Exercise: Look through the data below. Pick out the lines holding the string "Άνοιξη".
* begin Data shown *
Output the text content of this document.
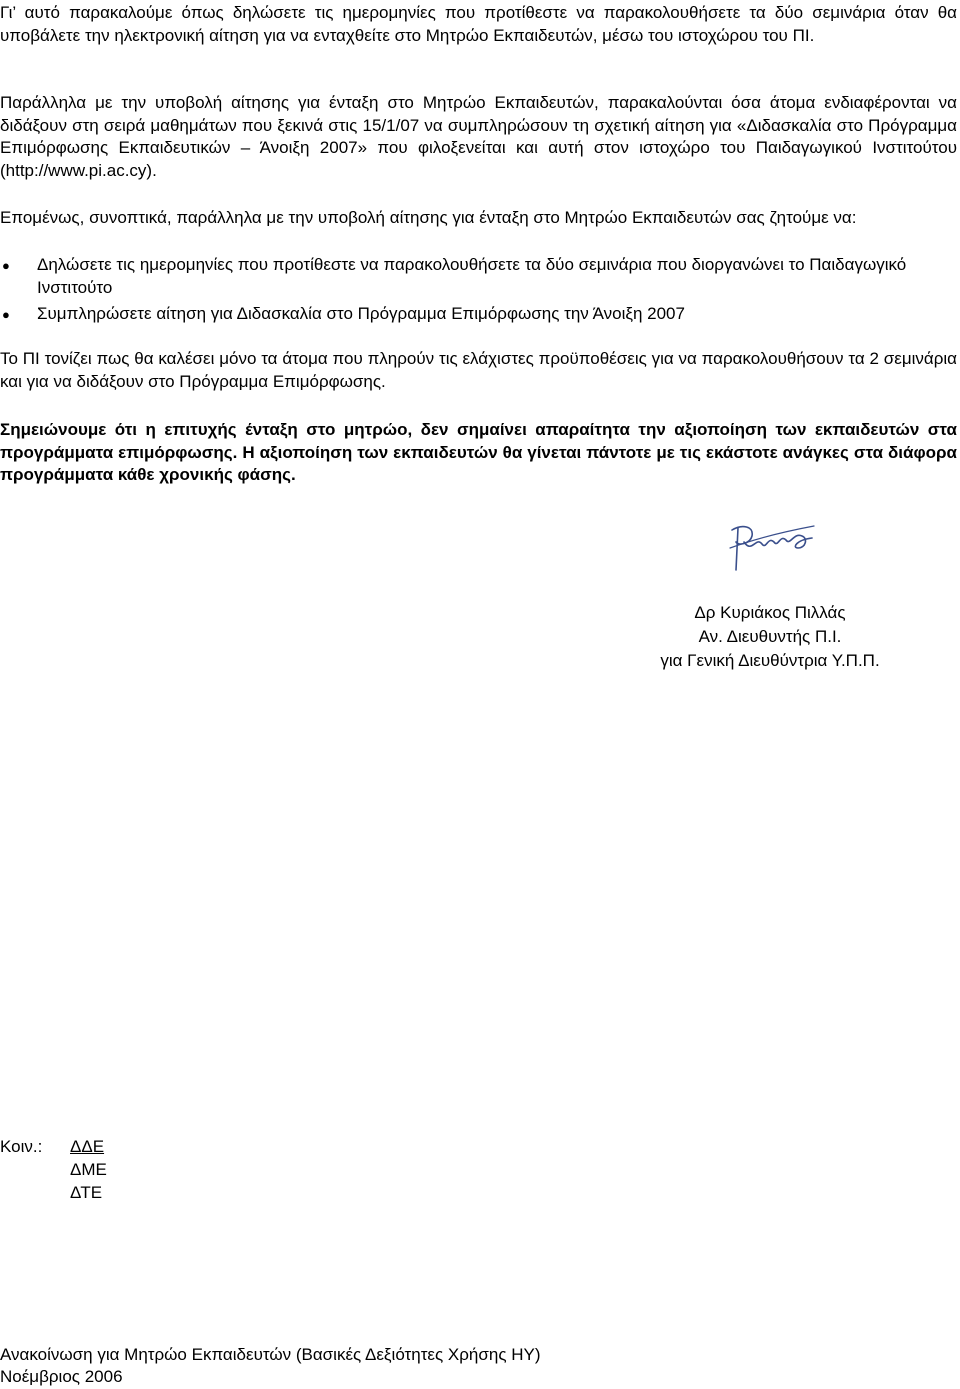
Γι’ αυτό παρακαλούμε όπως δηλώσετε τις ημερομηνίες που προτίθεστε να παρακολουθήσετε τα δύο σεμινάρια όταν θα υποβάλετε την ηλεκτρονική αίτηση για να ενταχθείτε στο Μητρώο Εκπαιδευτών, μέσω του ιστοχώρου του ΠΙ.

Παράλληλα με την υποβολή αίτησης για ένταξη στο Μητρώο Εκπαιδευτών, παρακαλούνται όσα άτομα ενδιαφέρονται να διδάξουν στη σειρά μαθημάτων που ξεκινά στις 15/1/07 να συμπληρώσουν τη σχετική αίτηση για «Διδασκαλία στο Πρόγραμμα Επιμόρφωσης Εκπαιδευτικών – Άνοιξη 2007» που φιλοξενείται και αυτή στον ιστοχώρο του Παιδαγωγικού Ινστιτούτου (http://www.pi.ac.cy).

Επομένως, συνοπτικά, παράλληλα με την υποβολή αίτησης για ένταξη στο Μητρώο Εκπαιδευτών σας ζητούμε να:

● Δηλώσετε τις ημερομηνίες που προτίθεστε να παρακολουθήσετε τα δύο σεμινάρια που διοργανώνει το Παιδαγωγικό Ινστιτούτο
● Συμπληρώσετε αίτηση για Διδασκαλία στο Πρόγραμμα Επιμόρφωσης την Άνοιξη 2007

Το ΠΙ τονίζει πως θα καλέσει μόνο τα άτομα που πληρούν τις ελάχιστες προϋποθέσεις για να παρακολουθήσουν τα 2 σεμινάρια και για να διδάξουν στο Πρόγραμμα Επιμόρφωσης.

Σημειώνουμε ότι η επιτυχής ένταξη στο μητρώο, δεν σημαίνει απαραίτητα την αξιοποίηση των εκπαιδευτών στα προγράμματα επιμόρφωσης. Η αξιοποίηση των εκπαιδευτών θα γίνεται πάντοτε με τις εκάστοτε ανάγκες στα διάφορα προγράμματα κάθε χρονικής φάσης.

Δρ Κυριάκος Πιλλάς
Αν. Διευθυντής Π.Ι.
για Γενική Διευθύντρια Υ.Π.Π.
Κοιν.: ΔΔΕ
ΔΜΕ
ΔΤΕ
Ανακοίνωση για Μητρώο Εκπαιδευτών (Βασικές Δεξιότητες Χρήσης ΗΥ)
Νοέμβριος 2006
* end Data shown *
* begin Data shown *
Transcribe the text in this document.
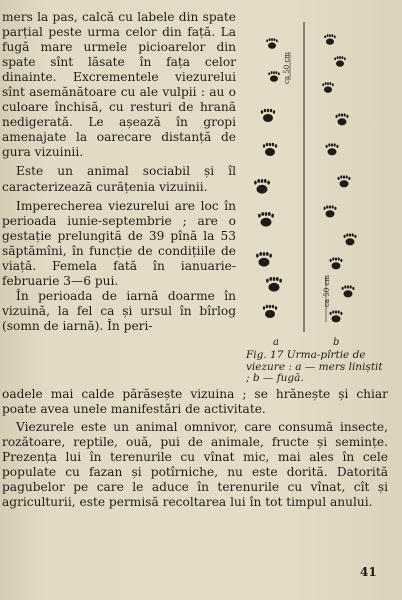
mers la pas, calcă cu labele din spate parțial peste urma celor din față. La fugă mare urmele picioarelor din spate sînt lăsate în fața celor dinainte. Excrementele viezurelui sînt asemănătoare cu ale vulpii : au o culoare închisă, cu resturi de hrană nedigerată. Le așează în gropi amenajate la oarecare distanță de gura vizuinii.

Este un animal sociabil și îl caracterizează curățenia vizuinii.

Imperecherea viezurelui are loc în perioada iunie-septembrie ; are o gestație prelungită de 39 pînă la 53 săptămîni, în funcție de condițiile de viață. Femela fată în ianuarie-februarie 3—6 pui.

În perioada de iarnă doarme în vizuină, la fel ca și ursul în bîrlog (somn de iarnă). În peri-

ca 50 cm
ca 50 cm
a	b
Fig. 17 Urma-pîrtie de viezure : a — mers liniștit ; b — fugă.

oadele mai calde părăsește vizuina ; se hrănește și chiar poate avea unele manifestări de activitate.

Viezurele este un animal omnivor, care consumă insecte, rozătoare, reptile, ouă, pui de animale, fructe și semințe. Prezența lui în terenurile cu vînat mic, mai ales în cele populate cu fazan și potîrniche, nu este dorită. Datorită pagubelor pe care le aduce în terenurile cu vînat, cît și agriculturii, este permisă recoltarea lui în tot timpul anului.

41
* end Data shown *
* begin Data shown *
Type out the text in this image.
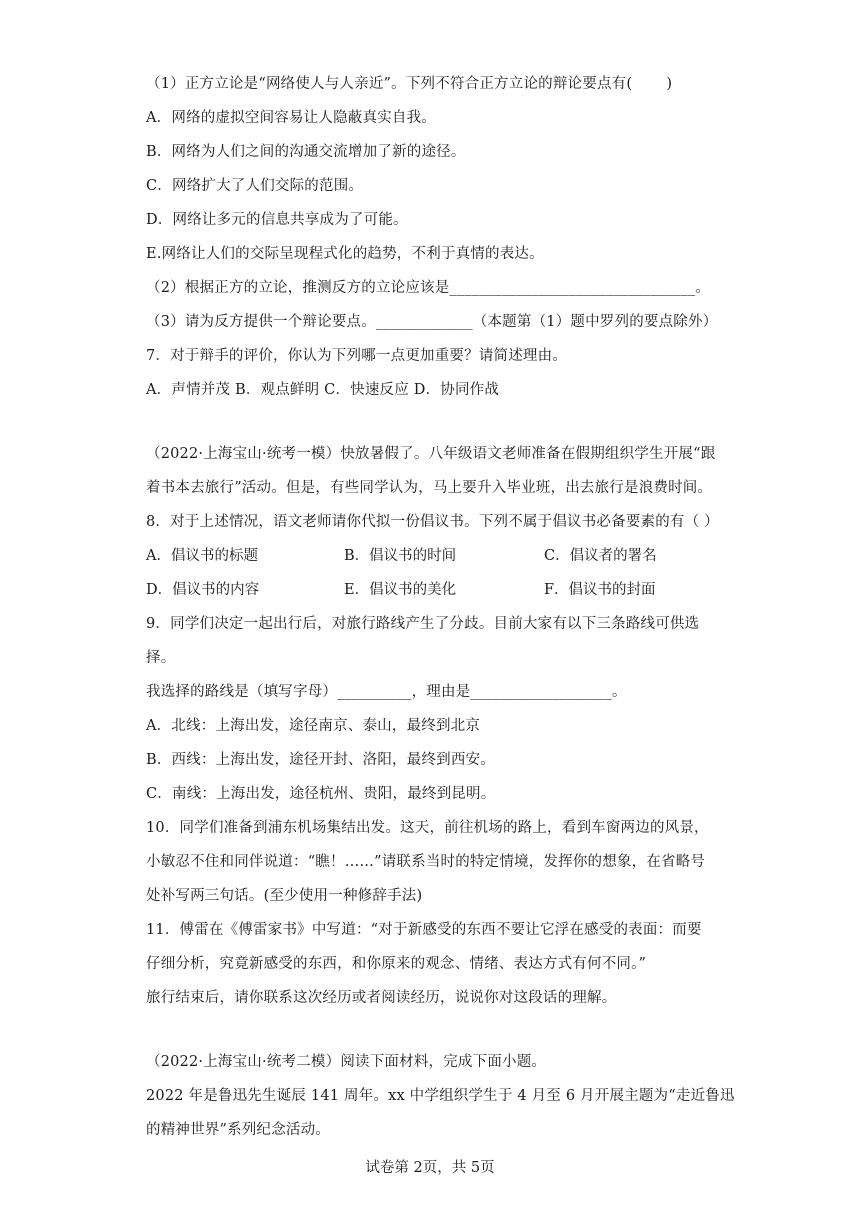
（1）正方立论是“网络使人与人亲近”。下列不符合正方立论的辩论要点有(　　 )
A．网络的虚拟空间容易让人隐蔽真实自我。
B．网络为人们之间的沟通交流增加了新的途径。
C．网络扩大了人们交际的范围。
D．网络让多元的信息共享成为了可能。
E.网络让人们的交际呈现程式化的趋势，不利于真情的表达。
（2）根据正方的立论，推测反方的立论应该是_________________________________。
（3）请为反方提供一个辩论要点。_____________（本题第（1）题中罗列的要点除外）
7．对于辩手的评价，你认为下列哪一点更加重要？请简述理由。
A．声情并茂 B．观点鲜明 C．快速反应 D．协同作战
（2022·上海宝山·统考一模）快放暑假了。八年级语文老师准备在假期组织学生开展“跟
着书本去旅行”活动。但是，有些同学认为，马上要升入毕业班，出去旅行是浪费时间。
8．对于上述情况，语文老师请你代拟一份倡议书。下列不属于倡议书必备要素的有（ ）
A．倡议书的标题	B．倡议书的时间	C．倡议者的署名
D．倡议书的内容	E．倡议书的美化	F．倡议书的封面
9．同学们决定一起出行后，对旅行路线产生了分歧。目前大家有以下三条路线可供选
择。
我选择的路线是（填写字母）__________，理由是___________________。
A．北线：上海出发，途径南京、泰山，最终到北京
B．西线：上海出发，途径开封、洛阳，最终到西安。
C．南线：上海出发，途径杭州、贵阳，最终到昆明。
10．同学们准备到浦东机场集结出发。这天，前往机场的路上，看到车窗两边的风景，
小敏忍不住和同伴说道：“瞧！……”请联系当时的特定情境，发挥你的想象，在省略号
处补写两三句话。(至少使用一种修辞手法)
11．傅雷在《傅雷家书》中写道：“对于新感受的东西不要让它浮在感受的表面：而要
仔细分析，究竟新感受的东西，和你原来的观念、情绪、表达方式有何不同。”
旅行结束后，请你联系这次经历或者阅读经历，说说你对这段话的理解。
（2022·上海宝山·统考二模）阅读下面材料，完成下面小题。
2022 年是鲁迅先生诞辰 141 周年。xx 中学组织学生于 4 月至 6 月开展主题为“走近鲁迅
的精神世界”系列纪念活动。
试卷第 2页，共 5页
* end Data shown *
Result for this task:
Παράλληλα με την υποβολή αίτησης για ένταξη στο Μητρώο Εκπαιδευτών, παρακαλούνται όσα άτομα ενδιαφέρονται να διδάξουν στη σειρά μαθημάτων που ξεκινά στις 15/1/07 να συμπληρώσουν τη σχετική αίτηση για «Διδασκαλία στο Πρόγραμμα Επιμόρφωσης Εκπαιδευτικών – Άνοιξη 2007» που φιλοξενείται και αυτή στον ιστοχώρο του Παιδαγωγικού Ινστιτούτου (http://www.pi.ac.cy).
● Συμπληρώσετε αίτηση για Διδασκαλία στο Πρόγραμμα Επιμόρφωσης την Άνοιξη 2007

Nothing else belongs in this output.